(Collected data)

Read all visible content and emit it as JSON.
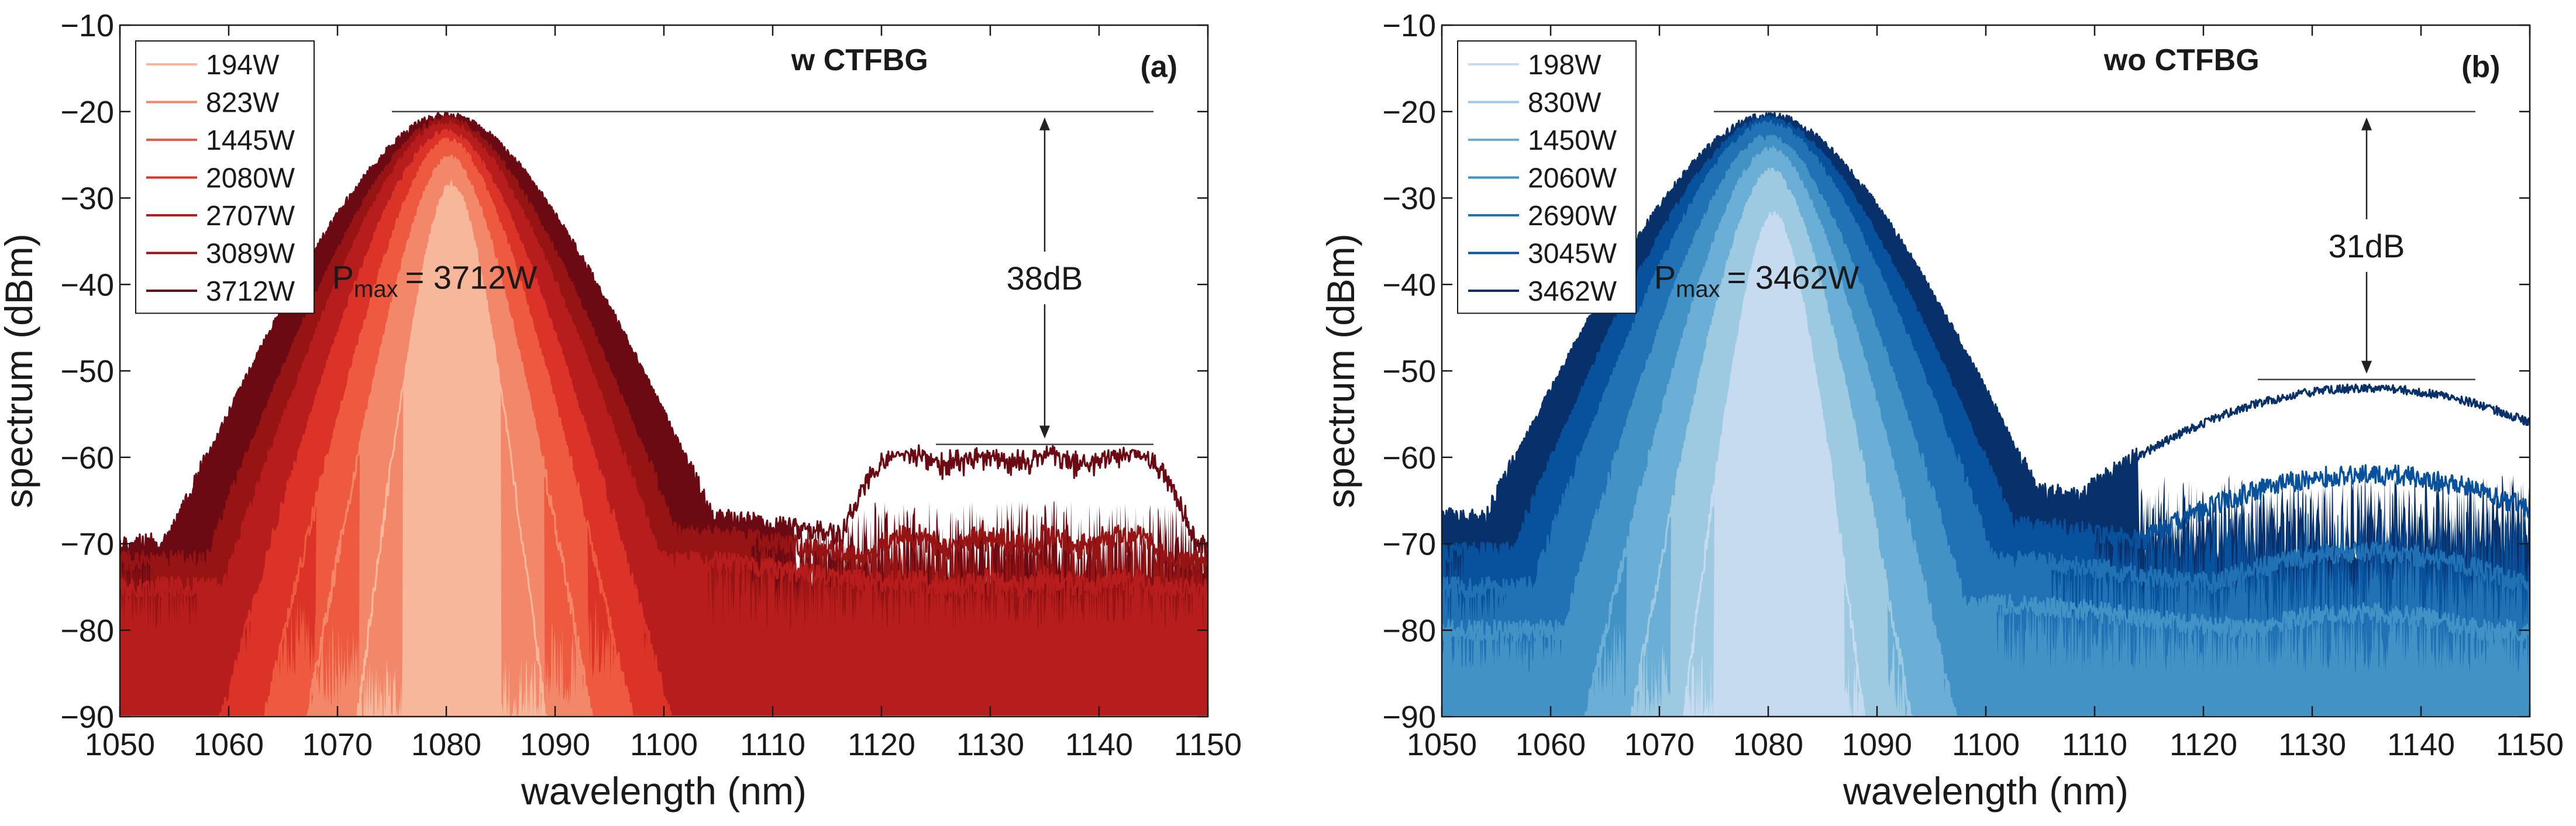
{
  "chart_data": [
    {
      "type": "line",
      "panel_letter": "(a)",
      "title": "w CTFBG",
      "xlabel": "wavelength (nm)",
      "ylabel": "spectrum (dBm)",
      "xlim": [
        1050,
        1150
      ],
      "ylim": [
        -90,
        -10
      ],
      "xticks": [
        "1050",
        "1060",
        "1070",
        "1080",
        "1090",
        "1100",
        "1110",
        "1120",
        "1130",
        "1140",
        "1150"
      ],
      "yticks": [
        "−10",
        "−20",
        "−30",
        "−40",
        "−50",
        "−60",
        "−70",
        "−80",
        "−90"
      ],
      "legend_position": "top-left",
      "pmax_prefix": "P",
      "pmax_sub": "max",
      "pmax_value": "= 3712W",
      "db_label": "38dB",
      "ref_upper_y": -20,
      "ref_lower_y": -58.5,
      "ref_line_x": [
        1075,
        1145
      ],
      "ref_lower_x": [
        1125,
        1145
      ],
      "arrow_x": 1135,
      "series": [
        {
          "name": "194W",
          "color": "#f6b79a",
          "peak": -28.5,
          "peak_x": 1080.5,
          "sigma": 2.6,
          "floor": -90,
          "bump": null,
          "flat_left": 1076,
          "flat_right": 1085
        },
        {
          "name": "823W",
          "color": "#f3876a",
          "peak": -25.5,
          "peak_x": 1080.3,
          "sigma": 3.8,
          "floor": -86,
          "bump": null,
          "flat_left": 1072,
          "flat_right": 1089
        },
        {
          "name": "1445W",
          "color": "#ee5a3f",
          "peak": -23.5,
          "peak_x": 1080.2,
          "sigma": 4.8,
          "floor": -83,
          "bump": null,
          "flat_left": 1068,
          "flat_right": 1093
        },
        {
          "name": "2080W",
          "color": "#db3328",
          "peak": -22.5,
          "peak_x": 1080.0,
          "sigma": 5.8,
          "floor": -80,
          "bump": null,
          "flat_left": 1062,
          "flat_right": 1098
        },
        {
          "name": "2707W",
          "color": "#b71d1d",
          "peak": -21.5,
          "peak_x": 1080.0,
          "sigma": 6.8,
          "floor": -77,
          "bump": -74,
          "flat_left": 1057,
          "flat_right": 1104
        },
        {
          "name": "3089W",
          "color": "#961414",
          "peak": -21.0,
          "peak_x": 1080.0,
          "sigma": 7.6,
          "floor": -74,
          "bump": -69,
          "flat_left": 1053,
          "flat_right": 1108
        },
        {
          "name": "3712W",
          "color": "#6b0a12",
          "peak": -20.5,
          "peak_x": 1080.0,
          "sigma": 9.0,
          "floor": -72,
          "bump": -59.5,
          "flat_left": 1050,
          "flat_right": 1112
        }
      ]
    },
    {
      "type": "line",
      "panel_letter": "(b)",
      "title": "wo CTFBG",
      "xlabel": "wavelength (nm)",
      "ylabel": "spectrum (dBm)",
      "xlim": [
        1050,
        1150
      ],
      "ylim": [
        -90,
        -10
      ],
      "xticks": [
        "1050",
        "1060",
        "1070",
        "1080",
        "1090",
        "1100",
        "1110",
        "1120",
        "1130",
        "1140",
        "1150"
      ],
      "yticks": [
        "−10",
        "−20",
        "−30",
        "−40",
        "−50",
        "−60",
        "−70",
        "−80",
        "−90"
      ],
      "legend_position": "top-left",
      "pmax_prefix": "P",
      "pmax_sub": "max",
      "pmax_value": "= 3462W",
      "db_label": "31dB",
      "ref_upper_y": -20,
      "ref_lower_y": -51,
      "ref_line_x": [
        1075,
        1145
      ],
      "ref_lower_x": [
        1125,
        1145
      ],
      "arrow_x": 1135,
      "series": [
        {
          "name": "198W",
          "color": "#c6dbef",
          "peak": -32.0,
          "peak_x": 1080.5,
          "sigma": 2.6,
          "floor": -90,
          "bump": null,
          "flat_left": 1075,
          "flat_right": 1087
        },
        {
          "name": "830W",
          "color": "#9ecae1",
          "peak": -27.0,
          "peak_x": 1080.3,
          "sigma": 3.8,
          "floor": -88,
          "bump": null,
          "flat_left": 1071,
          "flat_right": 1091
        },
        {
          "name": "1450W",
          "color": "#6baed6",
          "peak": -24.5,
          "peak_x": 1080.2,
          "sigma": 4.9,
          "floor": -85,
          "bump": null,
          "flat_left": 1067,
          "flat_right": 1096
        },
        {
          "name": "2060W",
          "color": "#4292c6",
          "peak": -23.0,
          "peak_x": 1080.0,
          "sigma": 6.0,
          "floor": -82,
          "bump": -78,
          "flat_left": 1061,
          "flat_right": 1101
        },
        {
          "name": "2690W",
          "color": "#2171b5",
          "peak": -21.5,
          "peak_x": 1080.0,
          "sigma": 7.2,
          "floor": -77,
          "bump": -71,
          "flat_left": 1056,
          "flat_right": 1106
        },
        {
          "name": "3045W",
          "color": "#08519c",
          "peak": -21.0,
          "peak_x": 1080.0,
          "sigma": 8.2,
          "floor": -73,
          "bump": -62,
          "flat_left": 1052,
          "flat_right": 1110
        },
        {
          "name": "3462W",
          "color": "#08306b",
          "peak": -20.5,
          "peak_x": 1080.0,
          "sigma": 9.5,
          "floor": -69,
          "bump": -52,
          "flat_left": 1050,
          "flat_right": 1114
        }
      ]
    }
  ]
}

**Exercise details**
Copy all the lines of data exactly as they appear, dropping any images.

**Exercise response**
Read all visible content and emit it as JSON.
{
  "chart_data": [
    {
      "type": "line",
      "panel_letter": "(a)",
      "title": "w CTFBG",
      "xlabel": "wavelength (nm)",
      "ylabel": "spectrum (dBm)",
      "xlim": [
        1050,
        1150
      ],
      "ylim": [
        -90,
        -10
      ],
      "xticks": [
        "1050",
        "1060",
        "1070",
        "1080",
        "1090",
        "1100",
        "1110",
        "1120",
        "1130",
        "1140",
        "1150"
      ],
      "yticks": [
        "−10",
        "−20",
        "−30",
        "−40",
        "−50",
        "−60",
        "−70",
        "−80",
        "−90"
      ],
      "legend_position": "top-left",
      "pmax_prefix": "P",
      "pmax_sub": "max",
      "pmax_value": "= 3712W",
      "db_label": "38dB",
      "ref_upper_y": -20,
      "ref_lower_y": -58.5,
      "ref_line_x": [
        1075,
        1145
      ],
      "ref_lower_x": [
        1125,
        1145
      ],
      "arrow_x": 1135,
      "series": [
        {
          "name": "194W",
          "color": "#f6b79a",
          "peak": -28.5,
          "peak_x": 1080.5,
          "sigma": 2.6,
          "floor": -90,
          "bump": null,
          "flat_left": 1076,
          "flat_right": 1085
        },
        {
          "name": "823W",
          "color": "#f3876a",
          "peak": -25.5,
          "peak_x": 1080.3,
          "sigma": 3.8,
          "floor": -86,
          "bump": null,
          "flat_left": 1072,
          "flat_right": 1089
        },
        {
          "name": "1445W",
          "color": "#ee5a3f",
          "peak": -23.5,
          "peak_x": 1080.2,
          "sigma": 4.8,
          "floor": -83,
          "bump": null,
          "flat_left": 1068,
          "flat_right": 1093
        },
        {
          "name": "2080W",
          "color": "#db3328",
          "peak": -22.5,
          "peak_x": 1080.0,
          "sigma": 5.8,
          "floor": -80,
          "bump": null,
          "flat_left": 1062,
          "flat_right": 1098
        },
        {
          "name": "2707W",
          "color": "#b71d1d",
          "peak": -21.5,
          "peak_x": 1080.0,
          "sigma": 6.8,
          "floor": -77,
          "bump": -74,
          "flat_left": 1057,
          "flat_right": 1104
        },
        {
          "name": "3089W",
          "color": "#961414",
          "peak": -21.0,
          "peak_x": 1080.0,
          "sigma": 7.6,
          "floor": -74,
          "bump": -69,
          "flat_left": 1053,
          "flat_right": 1108
        },
        {
          "name": "3712W",
          "color": "#6b0a12",
          "peak": -20.5,
          "peak_x": 1080.0,
          "sigma": 9.0,
          "floor": -72,
          "bump": -59.5,
          "flat_left": 1050,
          "flat_right": 1112
        }
      ]
    },
    {
      "type": "line",
      "panel_letter": "(b)",
      "title": "wo CTFBG",
      "xlabel": "wavelength (nm)",
      "ylabel": "spectrum (dBm)",
      "xlim": [
        1050,
        1150
      ],
      "ylim": [
        -90,
        -10
      ],
      "xticks": [
        "1050",
        "1060",
        "1070",
        "1080",
        "1090",
        "1100",
        "1110",
        "1120",
        "1130",
        "1140",
        "1150"
      ],
      "yticks": [
        "−10",
        "−20",
        "−30",
        "−40",
        "−50",
        "−60",
        "−70",
        "−80",
        "−90"
      ],
      "legend_position": "top-left",
      "pmax_prefix": "P",
      "pmax_sub": "max",
      "pmax_value": "= 3462W",
      "db_label": "31dB",
      "ref_upper_y": -20,
      "ref_lower_y": -51,
      "ref_line_x": [
        1075,
        1145
      ],
      "ref_lower_x": [
        1125,
        1145
      ],
      "arrow_x": 1135,
      "series": [
        {
          "name": "198W",
          "color": "#c6dbef",
          "peak": -32.0,
          "peak_x": 1080.5,
          "sigma": 2.6,
          "floor": -90,
          "bump": null,
          "flat_left": 1075,
          "flat_right": 1087
        },
        {
          "name": "830W",
          "color": "#9ecae1",
          "peak": -27.0,
          "peak_x": 1080.3,
          "sigma": 3.8,
          "floor": -88,
          "bump": null,
          "flat_left": 1071,
          "flat_right": 1091
        },
        {
          "name": "1450W",
          "color": "#6baed6",
          "peak": -24.5,
          "peak_x": 1080.2,
          "sigma": 4.9,
          "floor": -85,
          "bump": null,
          "flat_left": 1067,
          "flat_right": 1096
        },
        {
          "name": "2060W",
          "color": "#4292c6",
          "peak": -23.0,
          "peak_x": 1080.0,
          "sigma": 6.0,
          "floor": -82,
          "bump": -78,
          "flat_left": 1061,
          "flat_right": 1101
        },
        {
          "name": "2690W",
          "color": "#2171b5",
          "peak": -21.5,
          "peak_x": 1080.0,
          "sigma": 7.2,
          "floor": -77,
          "bump": -71,
          "flat_left": 1056,
          "flat_right": 1106
        },
        {
          "name": "3045W",
          "color": "#08519c",
          "peak": -21.0,
          "peak_x": 1080.0,
          "sigma": 8.2,
          "floor": -73,
          "bump": -62,
          "flat_left": 1052,
          "flat_right": 1110
        },
        {
          "name": "3462W",
          "color": "#08306b",
          "peak": -20.5,
          "peak_x": 1080.0,
          "sigma": 9.5,
          "floor": -69,
          "bump": -52,
          "flat_left": 1050,
          "flat_right": 1114
        }
      ]
    }
  ]
}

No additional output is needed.